[START OF DATA IN THIS EXERCISE]
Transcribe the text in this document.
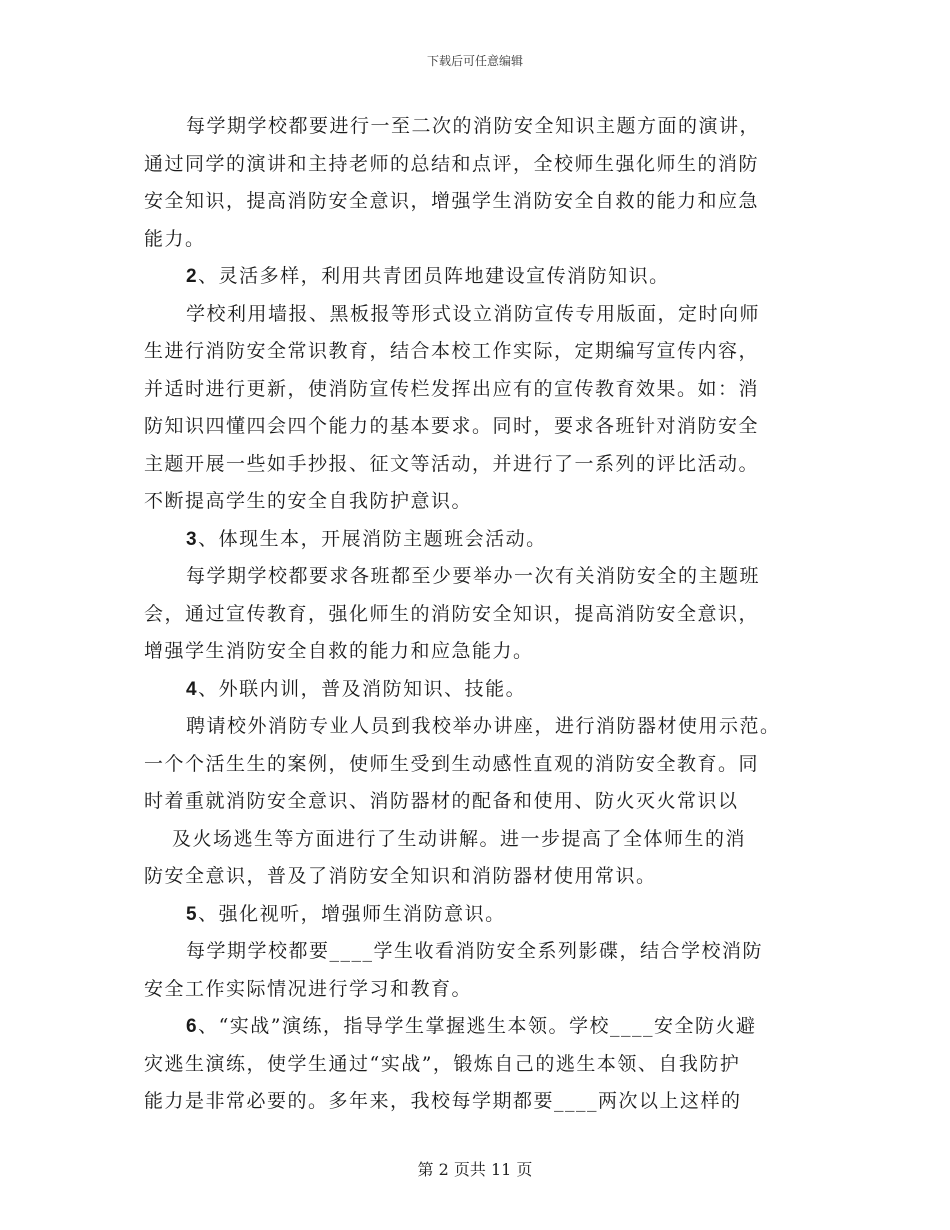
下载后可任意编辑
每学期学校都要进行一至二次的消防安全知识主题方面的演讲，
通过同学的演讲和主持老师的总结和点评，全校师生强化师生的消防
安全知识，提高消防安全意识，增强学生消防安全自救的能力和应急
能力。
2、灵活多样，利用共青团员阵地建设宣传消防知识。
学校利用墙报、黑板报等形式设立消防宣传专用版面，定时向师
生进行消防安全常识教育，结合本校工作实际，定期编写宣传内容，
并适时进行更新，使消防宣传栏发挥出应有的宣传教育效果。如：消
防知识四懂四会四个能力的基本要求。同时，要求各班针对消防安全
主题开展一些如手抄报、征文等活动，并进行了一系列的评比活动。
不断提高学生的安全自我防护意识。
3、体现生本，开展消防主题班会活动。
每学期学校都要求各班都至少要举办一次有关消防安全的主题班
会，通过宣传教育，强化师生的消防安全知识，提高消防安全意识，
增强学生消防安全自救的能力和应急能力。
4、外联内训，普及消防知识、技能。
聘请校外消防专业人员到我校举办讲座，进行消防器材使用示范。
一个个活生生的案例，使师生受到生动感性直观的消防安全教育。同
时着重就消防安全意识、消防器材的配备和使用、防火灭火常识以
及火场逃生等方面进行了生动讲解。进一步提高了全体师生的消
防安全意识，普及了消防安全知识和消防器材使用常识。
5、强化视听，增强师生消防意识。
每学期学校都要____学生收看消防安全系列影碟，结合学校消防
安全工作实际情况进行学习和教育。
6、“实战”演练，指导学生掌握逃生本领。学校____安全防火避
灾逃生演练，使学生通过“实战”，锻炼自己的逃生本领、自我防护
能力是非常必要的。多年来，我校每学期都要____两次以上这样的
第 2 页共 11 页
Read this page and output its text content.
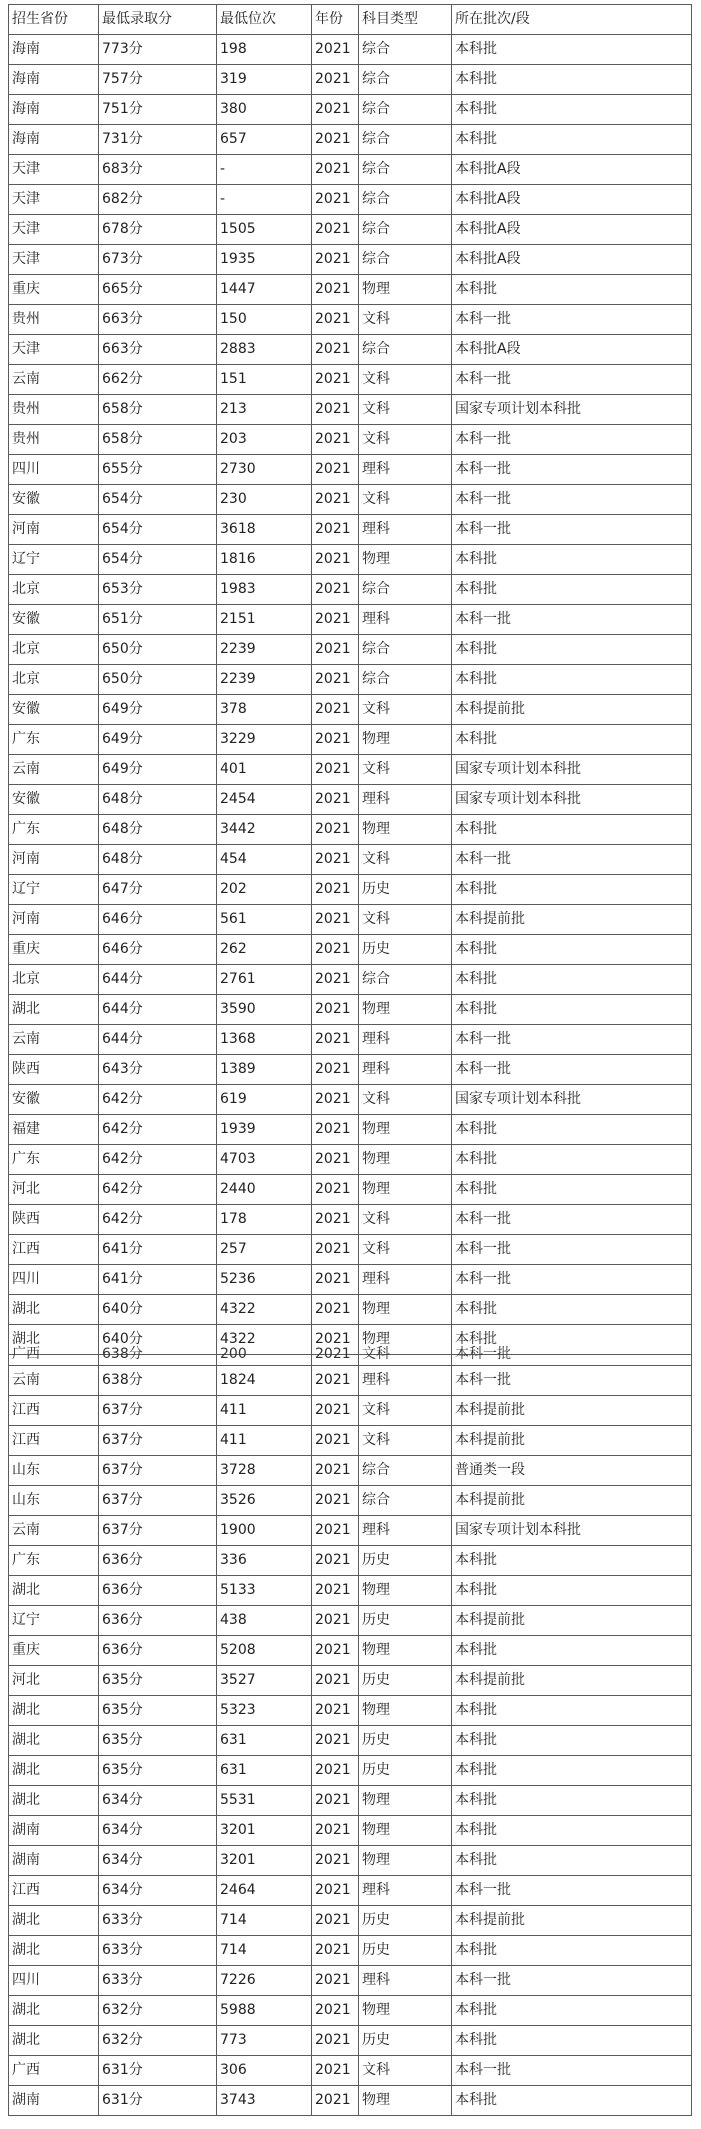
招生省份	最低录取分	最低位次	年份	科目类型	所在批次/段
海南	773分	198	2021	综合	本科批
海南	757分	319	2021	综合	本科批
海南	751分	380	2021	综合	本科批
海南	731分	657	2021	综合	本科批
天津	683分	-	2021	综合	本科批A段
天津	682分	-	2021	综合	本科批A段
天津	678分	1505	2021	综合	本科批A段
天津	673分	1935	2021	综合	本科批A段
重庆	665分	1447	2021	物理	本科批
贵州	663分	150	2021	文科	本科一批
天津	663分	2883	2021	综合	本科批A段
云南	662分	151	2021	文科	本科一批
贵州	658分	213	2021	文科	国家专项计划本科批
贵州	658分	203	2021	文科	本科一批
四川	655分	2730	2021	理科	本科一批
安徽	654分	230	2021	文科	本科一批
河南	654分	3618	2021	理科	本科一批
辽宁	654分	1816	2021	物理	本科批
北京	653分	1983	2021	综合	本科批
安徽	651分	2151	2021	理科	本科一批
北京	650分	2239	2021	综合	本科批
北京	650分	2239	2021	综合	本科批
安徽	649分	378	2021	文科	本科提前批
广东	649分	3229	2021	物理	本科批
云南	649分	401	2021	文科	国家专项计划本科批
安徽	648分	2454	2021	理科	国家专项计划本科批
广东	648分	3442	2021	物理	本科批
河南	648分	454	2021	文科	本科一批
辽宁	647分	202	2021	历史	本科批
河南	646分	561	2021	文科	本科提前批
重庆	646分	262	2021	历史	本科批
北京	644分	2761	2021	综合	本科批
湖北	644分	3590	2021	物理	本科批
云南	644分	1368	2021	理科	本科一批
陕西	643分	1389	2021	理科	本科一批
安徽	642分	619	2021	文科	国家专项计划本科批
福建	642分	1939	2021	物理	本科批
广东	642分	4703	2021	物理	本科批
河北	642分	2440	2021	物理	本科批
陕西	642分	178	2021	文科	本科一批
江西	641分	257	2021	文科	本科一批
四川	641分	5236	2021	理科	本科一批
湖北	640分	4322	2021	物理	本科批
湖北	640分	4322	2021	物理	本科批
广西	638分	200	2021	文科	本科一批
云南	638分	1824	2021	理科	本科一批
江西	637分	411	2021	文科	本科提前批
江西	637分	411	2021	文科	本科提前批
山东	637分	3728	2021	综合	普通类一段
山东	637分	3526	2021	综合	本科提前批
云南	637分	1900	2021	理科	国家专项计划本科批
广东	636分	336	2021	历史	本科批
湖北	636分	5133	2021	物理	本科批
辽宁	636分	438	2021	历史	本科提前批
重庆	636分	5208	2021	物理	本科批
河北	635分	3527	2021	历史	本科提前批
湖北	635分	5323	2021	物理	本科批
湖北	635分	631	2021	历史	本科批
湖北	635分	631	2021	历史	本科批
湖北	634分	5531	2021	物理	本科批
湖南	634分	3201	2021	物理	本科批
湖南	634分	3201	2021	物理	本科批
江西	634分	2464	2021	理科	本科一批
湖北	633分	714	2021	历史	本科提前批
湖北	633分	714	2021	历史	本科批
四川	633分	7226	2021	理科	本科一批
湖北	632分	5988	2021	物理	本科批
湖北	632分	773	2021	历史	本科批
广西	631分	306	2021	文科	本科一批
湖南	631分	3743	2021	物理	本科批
[END OF DATA IN THIS EXERCISE]
[START OF DATA IN THIS EXERCISE]
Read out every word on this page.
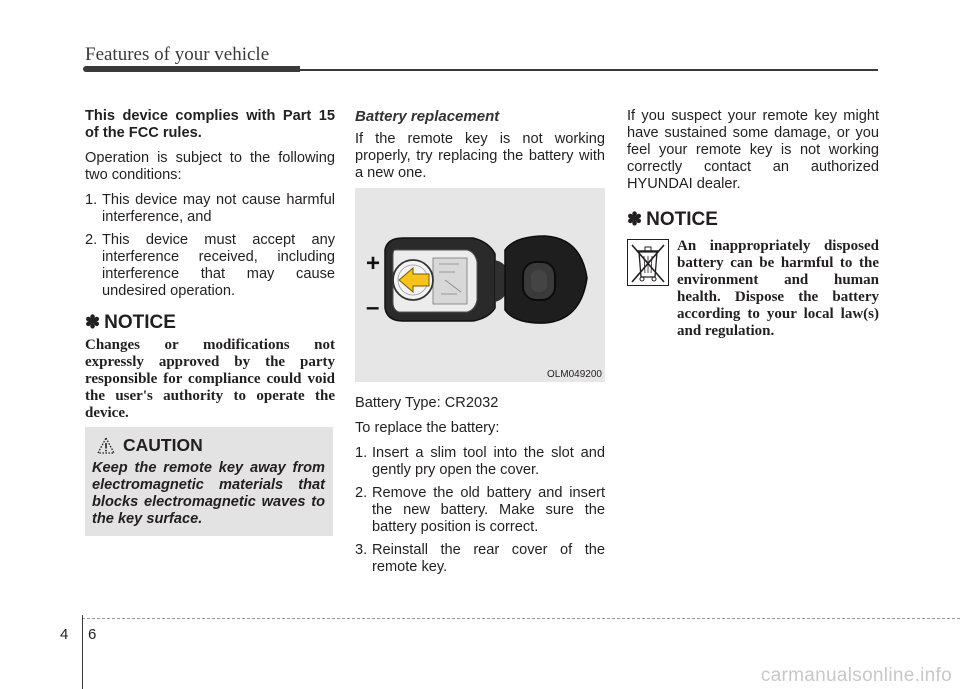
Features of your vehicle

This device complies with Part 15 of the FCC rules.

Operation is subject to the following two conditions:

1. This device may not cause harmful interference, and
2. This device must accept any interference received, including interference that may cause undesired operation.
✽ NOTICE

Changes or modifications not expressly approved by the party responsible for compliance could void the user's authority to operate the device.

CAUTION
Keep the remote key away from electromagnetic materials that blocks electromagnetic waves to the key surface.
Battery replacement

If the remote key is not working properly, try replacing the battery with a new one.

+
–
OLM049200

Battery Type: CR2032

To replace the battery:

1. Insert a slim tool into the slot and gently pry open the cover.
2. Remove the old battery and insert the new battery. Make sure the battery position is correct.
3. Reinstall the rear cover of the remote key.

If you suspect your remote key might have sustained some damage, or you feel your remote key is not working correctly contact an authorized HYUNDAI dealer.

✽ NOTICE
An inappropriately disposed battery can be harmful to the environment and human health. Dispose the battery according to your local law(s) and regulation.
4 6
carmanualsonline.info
[END OF DATA IN THIS EXERCISE]
→ WHAT IS NEEDED
Go through the material above and count the lines that include "working". Give the number alone.

→ THE OUTPUT
2